Extract all lines that hold "Daily" from the records below.

◆ ◆ ◆ ◆ ◆

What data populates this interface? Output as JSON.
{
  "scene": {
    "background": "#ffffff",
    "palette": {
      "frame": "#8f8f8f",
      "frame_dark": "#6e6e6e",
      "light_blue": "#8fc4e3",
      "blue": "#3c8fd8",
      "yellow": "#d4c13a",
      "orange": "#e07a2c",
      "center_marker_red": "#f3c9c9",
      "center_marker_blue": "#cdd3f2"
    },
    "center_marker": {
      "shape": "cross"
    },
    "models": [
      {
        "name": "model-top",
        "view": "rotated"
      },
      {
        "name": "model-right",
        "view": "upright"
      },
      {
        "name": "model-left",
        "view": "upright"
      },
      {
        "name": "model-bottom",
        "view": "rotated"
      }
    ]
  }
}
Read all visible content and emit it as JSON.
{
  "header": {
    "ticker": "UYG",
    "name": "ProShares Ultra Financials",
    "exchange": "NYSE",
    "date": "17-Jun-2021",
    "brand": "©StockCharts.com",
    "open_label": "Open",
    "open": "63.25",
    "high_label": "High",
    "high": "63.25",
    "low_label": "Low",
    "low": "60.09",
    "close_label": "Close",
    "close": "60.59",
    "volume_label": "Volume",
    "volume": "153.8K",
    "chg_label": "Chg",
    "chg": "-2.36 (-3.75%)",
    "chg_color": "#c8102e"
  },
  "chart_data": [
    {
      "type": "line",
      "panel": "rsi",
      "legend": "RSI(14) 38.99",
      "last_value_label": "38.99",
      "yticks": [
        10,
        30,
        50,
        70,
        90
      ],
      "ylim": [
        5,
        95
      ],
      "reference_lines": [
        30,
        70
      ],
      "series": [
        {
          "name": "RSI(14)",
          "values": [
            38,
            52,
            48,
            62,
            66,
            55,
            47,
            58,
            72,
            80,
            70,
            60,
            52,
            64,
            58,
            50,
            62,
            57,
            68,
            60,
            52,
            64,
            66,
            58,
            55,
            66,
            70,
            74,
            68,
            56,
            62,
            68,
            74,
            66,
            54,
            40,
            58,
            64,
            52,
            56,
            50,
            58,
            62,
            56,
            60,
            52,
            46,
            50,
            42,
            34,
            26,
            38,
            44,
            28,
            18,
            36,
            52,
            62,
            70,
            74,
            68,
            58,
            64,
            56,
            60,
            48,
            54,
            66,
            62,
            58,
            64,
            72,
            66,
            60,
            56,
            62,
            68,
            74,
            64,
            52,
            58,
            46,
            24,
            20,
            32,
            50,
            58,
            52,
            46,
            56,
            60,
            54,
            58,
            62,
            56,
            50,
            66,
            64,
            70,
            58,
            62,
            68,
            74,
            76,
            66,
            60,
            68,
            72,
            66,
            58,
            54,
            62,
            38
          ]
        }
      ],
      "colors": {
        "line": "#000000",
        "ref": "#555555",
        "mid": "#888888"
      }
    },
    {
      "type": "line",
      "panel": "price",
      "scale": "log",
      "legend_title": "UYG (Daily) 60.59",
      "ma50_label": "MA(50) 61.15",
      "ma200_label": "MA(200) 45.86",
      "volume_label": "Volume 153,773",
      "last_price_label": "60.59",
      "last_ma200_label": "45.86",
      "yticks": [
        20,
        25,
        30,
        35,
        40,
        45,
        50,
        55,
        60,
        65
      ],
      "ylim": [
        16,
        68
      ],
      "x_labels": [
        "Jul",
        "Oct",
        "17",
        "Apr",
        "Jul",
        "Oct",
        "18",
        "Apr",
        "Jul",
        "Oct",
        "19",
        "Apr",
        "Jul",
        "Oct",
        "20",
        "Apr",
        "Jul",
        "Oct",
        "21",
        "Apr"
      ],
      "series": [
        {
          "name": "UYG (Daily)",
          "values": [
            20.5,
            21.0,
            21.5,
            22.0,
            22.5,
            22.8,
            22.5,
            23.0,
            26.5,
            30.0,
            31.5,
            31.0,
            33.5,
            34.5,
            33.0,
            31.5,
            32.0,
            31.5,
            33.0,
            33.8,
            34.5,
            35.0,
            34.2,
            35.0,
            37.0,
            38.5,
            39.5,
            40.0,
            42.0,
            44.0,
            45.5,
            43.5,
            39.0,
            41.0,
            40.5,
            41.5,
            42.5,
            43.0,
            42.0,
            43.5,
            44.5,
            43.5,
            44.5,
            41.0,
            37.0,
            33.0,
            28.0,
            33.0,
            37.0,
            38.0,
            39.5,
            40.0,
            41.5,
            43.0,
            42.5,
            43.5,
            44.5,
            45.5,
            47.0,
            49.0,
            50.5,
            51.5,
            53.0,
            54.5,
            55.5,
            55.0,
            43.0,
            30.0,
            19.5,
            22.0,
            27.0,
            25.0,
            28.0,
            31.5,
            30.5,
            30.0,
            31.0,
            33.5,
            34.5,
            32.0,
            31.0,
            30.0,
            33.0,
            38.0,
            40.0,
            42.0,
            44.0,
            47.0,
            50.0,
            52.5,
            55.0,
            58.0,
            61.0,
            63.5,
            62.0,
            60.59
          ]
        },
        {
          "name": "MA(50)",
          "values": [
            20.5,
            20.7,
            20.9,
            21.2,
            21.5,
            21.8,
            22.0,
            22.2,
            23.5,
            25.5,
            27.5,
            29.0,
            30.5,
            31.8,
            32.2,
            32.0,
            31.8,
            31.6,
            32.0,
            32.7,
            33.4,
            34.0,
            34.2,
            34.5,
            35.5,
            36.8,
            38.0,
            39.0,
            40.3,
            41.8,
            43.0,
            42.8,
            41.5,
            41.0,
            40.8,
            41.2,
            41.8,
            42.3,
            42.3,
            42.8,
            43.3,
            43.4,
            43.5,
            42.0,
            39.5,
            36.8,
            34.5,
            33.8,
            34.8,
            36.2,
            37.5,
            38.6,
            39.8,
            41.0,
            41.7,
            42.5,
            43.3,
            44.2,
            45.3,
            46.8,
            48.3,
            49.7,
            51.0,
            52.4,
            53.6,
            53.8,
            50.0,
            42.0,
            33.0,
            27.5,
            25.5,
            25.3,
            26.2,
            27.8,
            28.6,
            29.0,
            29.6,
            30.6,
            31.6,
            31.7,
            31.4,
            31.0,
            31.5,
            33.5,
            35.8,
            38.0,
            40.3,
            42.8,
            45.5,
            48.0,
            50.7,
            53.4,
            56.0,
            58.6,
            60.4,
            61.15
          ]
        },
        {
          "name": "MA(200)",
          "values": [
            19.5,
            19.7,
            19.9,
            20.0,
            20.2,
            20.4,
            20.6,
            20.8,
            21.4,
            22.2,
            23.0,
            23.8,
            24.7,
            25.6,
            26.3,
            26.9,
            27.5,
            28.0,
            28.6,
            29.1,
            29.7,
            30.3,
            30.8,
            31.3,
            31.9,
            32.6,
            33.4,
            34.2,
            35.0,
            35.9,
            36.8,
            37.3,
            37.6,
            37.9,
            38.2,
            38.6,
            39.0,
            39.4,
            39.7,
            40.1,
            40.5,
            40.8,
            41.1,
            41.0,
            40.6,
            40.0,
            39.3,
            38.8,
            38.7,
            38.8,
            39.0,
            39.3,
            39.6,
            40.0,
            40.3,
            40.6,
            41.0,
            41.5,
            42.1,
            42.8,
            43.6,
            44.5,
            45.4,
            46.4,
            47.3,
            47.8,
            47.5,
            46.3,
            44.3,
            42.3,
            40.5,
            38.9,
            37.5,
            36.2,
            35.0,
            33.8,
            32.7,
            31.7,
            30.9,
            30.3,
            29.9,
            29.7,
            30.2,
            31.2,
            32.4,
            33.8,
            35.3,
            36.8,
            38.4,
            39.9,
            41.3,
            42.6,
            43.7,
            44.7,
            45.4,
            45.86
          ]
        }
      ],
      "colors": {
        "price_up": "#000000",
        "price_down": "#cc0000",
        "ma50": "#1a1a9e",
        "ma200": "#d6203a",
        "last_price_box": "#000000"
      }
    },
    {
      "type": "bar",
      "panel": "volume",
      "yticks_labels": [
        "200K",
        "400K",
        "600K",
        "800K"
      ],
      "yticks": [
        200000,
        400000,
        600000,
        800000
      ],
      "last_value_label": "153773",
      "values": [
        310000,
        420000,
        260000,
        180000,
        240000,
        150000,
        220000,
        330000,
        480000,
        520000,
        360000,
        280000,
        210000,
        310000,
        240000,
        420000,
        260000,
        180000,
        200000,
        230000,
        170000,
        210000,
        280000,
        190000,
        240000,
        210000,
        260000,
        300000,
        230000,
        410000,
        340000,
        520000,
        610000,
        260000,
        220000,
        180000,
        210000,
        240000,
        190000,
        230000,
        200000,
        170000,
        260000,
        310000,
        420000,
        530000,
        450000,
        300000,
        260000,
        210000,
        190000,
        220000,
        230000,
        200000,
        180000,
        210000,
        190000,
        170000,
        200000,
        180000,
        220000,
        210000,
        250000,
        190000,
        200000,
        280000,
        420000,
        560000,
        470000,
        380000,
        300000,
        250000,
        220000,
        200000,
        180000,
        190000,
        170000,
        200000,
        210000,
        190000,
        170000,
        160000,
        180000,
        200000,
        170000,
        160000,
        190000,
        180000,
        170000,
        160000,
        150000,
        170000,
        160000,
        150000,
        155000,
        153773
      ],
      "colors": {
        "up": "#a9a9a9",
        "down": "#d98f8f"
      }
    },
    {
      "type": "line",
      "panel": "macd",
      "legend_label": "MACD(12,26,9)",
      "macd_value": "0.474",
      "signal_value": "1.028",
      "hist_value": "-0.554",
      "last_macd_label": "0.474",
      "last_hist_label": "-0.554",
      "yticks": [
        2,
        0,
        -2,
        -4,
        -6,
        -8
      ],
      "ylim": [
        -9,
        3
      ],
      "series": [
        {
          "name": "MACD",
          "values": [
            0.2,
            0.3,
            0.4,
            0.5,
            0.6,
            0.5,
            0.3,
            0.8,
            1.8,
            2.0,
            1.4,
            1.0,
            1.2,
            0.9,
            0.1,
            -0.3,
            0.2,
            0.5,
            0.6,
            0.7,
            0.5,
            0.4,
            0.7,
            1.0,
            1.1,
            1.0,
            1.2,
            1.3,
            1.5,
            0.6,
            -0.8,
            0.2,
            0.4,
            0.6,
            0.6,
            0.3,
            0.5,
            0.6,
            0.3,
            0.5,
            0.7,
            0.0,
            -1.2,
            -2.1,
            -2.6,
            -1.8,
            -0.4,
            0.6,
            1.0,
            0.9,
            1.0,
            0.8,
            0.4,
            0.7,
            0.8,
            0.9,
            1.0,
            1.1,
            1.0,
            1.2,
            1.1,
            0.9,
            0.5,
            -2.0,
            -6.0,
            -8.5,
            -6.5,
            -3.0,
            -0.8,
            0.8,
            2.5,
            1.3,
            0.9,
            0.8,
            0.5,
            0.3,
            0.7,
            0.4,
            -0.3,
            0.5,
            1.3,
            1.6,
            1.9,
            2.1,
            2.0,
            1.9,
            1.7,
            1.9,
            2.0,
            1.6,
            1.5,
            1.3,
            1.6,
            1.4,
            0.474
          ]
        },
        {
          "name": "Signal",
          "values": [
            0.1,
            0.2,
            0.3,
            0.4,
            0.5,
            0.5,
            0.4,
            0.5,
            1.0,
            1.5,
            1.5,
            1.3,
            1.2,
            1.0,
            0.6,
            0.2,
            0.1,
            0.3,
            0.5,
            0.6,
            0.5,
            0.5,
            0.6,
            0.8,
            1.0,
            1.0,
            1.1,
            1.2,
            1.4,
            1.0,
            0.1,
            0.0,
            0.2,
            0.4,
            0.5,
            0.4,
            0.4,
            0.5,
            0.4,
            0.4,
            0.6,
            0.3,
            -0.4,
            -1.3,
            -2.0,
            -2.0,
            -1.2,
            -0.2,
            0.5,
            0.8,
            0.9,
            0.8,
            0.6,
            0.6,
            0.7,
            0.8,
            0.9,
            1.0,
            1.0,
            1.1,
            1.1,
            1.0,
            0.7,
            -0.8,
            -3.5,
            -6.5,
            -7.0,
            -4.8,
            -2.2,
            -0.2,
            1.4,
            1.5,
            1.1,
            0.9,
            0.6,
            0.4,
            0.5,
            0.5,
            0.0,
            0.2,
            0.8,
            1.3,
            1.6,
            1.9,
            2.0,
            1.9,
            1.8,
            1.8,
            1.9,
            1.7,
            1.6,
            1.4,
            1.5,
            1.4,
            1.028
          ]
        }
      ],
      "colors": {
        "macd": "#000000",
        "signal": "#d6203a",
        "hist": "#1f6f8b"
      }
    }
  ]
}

◆ ◆ ◆ ◆ ◆

Solution ->
      "legend_title": "UYG (Daily) 60.59",
          "name": "UYG (Daily)",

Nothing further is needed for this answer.